**What is being asked:** Reproduce all the entries precisely.
>> begin Provided information
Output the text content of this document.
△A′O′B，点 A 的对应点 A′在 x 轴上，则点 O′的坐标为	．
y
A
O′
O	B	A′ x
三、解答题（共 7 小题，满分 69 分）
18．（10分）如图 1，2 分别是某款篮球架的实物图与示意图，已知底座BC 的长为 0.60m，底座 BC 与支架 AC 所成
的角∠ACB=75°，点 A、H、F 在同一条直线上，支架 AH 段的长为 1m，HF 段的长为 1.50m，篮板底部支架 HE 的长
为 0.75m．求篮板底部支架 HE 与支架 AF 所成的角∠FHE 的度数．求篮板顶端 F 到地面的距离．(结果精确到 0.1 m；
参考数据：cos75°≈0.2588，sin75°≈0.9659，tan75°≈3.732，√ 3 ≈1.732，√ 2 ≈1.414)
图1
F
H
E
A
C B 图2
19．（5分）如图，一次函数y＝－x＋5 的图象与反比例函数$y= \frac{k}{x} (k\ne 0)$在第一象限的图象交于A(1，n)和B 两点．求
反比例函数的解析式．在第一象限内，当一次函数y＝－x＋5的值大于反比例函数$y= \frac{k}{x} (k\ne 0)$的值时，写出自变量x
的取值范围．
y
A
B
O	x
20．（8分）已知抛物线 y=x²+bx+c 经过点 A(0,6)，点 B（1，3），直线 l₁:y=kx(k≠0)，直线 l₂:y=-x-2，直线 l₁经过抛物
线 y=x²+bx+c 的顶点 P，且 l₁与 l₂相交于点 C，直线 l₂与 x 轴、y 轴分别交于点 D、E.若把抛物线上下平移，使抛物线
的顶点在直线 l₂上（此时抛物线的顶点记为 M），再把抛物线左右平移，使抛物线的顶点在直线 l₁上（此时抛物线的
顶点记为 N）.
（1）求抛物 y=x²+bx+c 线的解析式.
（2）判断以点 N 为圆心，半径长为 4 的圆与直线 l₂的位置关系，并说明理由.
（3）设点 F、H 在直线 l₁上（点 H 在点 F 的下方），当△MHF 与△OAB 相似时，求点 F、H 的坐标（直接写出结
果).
>> end Provided information
**Response to the exercise:**
Output the text content of this document.
△A′O′B，点 A 的对应点 A′在 x 轴上，则点 O′的坐标为	．
y
A
O′
O	B	A′ x
三、解答题（共 7 小题，满分 69 分）
18．（10分）如图 1，2 分别是某款篮球架的实物图与示意图，已知底座BC 的长为 0.60m，底座 BC 与支架 AC 所成
的角∠ACB=75°，点 A、H、F 在同一条直线上，支架 AH 段的长为 1m，HF 段的长为 1.50m，篮板底部支架 HE 的长
为 0.75m．求篮板底部支架 HE 与支架 AF 所成的角∠FHE 的度数．求篮板顶端 F 到地面的距离．(结果精确到 0.1 m；
参考数据：cos75°≈0.2588，sin75°≈0.9659，tan75°≈3.732，√ 3 ≈1.732，√ 2 ≈1.414)
图1
F
H
E
A
C B 图2
19．（5分）如图，一次函数y＝－x＋5 的图象与反比例函数$y= \frac{k}{x} (k\ne 0)$在第一象限的图象交于A(1，n)和B 两点．求
反比例函数的解析式．在第一象限内，当一次函数y＝－x＋5的值大于反比例函数$y= \frac{k}{x} (k\ne 0)$的值时，写出自变量x
的取值范围．
y
A
B
O	x
20．（8分）已知抛物线 y=x²+bx+c 经过点 A(0,6)，点 B（1，3），直线 l₁:y=kx(k≠0)，直线 l₂:y=-x-2，直线 l₁经过抛物
线 y=x²+bx+c 的顶点 P，且 l₁与 l₂相交于点 C，直线 l₂与 x 轴、y 轴分别交于点 D、E.若把抛物线上下平移，使抛物线
的顶点在直线 l₂上（此时抛物线的顶点记为 M），再把抛物线左右平移，使抛物线的顶点在直线 l₁上（此时抛物线的
顶点记为 N）.
（1）求抛物 y=x²+bx+c 线的解析式.
（2）判断以点 N 为圆心，半径长为 4 的圆与直线 l₂的位置关系，并说明理由.
（3）设点 F、H 在直线 l₁上（点 H 在点 F 的下方），当△MHF 与△OAB 相似时，求点 F、H 的坐标（直接写出结
果).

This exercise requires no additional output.